Stored data
-- BEGIN --

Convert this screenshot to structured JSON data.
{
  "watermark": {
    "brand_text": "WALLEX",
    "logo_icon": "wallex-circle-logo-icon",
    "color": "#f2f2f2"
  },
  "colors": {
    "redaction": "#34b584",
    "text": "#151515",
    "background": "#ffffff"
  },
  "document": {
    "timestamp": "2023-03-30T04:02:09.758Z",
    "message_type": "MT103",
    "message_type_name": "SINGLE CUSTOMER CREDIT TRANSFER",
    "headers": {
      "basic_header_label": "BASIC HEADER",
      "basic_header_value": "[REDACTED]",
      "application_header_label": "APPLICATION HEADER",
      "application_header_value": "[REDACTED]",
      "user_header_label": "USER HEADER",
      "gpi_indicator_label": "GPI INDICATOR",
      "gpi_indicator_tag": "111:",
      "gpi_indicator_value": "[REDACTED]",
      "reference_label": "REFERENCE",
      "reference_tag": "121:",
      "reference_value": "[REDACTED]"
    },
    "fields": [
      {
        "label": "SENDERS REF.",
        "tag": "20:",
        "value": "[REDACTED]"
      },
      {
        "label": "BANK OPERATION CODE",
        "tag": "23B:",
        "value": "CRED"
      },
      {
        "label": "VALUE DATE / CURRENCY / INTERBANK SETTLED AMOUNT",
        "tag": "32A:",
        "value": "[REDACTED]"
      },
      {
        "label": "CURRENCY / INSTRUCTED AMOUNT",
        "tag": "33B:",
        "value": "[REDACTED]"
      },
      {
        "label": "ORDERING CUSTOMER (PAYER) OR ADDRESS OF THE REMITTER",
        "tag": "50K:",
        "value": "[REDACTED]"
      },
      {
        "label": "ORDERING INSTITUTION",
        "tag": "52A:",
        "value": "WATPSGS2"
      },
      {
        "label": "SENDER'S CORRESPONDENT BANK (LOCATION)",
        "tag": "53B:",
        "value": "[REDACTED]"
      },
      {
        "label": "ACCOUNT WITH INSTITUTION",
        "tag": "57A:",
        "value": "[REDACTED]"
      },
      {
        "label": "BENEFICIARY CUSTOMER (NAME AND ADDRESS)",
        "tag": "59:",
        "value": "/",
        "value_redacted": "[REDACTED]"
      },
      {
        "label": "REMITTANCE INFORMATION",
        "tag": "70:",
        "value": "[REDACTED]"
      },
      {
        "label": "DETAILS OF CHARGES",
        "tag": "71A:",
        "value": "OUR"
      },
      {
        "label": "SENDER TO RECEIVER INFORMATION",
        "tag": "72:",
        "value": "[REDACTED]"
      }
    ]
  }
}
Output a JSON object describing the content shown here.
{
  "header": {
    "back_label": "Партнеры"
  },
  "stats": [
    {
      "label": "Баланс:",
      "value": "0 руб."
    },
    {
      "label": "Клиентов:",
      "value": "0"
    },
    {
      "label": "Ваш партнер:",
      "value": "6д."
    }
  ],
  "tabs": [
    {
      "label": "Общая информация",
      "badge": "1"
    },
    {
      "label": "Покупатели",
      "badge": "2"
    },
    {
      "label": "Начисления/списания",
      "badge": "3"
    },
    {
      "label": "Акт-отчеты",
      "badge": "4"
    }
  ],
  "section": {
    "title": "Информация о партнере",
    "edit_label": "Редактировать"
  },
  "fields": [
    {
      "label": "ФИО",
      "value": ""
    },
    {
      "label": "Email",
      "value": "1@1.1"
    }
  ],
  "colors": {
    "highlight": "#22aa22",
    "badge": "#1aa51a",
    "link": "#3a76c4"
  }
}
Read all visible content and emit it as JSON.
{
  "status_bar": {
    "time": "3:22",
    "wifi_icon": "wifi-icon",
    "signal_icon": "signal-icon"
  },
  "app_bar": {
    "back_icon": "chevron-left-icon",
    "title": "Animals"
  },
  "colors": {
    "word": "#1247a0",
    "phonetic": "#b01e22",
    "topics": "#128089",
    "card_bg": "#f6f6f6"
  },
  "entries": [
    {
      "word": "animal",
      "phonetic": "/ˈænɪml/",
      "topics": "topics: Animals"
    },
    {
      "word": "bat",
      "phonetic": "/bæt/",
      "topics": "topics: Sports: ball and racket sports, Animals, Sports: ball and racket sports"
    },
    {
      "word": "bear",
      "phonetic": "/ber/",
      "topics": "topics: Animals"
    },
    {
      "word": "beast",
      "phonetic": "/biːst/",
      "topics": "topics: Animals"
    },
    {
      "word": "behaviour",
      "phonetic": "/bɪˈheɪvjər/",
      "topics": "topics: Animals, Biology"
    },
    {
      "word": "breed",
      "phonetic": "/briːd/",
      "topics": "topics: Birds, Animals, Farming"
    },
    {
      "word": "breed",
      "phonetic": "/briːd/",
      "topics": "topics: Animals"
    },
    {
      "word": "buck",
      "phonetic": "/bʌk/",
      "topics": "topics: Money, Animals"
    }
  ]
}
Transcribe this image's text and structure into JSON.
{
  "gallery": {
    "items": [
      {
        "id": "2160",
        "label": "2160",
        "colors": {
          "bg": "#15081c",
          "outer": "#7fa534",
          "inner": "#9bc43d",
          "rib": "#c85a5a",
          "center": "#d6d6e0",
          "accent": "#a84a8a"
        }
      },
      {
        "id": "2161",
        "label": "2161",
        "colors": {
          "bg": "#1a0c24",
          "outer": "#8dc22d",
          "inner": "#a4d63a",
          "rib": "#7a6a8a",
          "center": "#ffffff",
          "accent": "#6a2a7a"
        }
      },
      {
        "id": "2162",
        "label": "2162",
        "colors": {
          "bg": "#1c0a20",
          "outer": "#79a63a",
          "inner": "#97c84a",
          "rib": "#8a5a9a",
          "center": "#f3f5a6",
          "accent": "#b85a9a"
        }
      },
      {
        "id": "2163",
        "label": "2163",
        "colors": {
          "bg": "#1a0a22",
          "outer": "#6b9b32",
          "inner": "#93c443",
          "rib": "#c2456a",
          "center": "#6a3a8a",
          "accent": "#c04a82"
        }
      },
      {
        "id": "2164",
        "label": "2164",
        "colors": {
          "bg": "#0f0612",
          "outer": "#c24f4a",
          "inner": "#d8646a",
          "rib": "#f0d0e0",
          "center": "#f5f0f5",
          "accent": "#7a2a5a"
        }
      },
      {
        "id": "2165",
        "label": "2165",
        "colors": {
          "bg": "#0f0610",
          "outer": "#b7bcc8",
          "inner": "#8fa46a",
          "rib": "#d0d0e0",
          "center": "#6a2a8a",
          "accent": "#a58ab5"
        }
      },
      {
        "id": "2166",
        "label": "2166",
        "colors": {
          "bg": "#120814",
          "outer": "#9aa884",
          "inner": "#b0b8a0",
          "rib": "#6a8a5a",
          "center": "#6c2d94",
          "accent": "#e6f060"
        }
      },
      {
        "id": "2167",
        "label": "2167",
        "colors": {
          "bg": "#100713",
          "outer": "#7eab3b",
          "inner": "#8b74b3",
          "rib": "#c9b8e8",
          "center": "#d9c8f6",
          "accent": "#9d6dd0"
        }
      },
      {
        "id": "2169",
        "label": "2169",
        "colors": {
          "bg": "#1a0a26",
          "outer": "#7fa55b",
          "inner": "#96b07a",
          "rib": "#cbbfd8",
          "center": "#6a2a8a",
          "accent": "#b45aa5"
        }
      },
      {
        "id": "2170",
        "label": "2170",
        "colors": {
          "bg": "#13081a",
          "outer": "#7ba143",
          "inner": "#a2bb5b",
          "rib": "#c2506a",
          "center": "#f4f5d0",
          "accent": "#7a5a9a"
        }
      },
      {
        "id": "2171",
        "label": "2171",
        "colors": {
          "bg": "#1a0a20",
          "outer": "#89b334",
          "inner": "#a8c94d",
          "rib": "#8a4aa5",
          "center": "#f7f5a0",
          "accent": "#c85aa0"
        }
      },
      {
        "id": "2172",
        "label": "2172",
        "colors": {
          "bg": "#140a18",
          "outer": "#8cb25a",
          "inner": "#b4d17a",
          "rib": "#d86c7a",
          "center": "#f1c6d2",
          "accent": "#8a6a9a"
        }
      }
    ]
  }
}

-- END --

## Your goal
Gather up the lines containing the word "inner" from these records and copy them.

## Answer to this exercise
          "inner": "#9bc43d",
          "inner": "#a4d63a",
          "inner": "#97c84a",
          "inner": "#93c443",
          "inner": "#d8646a",
          "inner": "#8fa46a",
          "inner": "#b0b8a0",
          "inner": "#8b74b3",
          "inner": "#96b07a",
          "inner": "#a2bb5b",
          "inner": "#a8c94d",
          "inner": "#b4d17a",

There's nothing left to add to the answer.